WHAT YOU SHOULD DO
Reproduce every one of the following records verbatim, preserving each line without alteration.

EXERCISE MATERIALS
## Start

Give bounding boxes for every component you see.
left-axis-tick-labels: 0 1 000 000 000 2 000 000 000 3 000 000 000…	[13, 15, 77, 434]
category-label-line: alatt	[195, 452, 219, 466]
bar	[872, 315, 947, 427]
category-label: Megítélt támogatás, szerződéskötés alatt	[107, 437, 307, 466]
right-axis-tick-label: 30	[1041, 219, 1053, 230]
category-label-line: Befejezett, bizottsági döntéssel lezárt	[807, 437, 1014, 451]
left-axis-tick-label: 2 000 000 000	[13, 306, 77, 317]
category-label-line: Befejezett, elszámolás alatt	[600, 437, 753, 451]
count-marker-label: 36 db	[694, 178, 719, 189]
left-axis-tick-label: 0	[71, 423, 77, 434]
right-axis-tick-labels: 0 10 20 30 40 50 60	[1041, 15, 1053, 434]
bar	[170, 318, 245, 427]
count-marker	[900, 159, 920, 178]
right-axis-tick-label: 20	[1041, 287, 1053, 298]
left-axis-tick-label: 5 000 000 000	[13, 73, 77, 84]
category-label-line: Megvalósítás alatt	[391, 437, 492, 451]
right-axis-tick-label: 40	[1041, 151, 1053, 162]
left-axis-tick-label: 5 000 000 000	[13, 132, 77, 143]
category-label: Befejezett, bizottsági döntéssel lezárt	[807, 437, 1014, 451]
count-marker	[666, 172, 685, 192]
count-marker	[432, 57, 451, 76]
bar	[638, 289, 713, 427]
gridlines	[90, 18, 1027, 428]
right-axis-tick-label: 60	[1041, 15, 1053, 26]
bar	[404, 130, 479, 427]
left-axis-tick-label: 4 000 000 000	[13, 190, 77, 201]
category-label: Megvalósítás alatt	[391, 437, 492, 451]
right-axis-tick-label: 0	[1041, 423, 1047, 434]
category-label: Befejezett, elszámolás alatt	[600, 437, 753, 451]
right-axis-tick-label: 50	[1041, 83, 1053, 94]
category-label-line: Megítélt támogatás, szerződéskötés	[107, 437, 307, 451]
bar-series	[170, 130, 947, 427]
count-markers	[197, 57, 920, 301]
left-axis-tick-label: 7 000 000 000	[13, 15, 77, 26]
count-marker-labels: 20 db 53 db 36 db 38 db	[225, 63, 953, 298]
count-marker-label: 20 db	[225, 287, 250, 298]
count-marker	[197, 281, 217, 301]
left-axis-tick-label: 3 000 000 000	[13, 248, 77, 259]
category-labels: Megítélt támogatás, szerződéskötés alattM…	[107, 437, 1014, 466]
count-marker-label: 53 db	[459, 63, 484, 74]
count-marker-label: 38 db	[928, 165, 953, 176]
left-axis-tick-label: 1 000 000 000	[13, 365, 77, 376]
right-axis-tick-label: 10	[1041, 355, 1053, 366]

## End

TASK RESULT
Give bounding boxes for every component you see.
left-axis-tick-labels: 0 1 000 000 000 2 000 000 000 3 000 000 000…	[13, 15, 77, 434]
category-label-line: alatt	[195, 452, 219, 466]
bar	[872, 315, 947, 427]
category-label: Megítélt támogatás, szerződéskötés alatt	[107, 437, 307, 466]
right-axis-tick-label: 30	[1041, 219, 1053, 230]
category-label-line: Befejezett, bizottsági döntéssel lezárt	[807, 437, 1014, 451]
left-axis-tick-label: 2 000 000 000	[13, 306, 77, 317]
category-label-line: Befejezett, elszámolás alatt	[600, 437, 753, 451]
count-marker-label: 36 db	[694, 178, 719, 189]
left-axis-tick-label: 0	[71, 423, 77, 434]
right-axis-tick-labels: 0 10 20 30 40 50 60	[1041, 15, 1053, 434]
bar	[170, 318, 245, 427]
count-marker	[900, 159, 920, 178]
right-axis-tick-label: 20	[1041, 287, 1053, 298]
left-axis-tick-label: 5 000 000 000	[13, 73, 77, 84]
category-label-line: Megvalósítás alatt	[391, 437, 492, 451]
right-axis-tick-label: 40	[1041, 151, 1053, 162]
left-axis-tick-label: 5 000 000 000	[13, 132, 77, 143]
category-label: Befejezett, bizottsági döntéssel lezárt	[807, 437, 1014, 451]
count-marker	[666, 172, 685, 192]
count-marker	[432, 57, 451, 76]
bar	[638, 289, 713, 427]
gridlines	[90, 18, 1027, 428]
right-axis-tick-label: 60	[1041, 15, 1053, 26]
bar	[404, 130, 479, 427]
left-axis-tick-label: 4 000 000 000	[13, 190, 77, 201]
category-label: Megvalósítás alatt	[391, 437, 492, 451]
right-axis-tick-label: 0	[1041, 423, 1047, 434]
category-label: Befejezett, elszámolás alatt	[600, 437, 753, 451]
right-axis-tick-label: 50	[1041, 83, 1053, 94]
category-label-line: Megítélt támogatás, szerződéskötés	[107, 437, 307, 451]
bar-series	[170, 130, 947, 427]
count-markers	[197, 57, 920, 301]
left-axis-tick-label: 7 000 000 000	[13, 15, 77, 26]
count-marker-labels: 20 db 53 db 36 db 38 db	[225, 63, 953, 298]
count-marker-label: 20 db	[225, 287, 250, 298]
count-marker	[197, 281, 217, 301]
left-axis-tick-label: 3 000 000 000	[13, 248, 77, 259]
category-labels: Megítélt támogatás, szerződéskötés alattM…	[107, 437, 1014, 466]
count-marker-label: 53 db	[459, 63, 484, 74]
count-marker-label: 38 db	[928, 165, 953, 176]
left-axis-tick-label: 1 000 000 000	[13, 365, 77, 376]
right-axis-tick-label: 10	[1041, 355, 1053, 366]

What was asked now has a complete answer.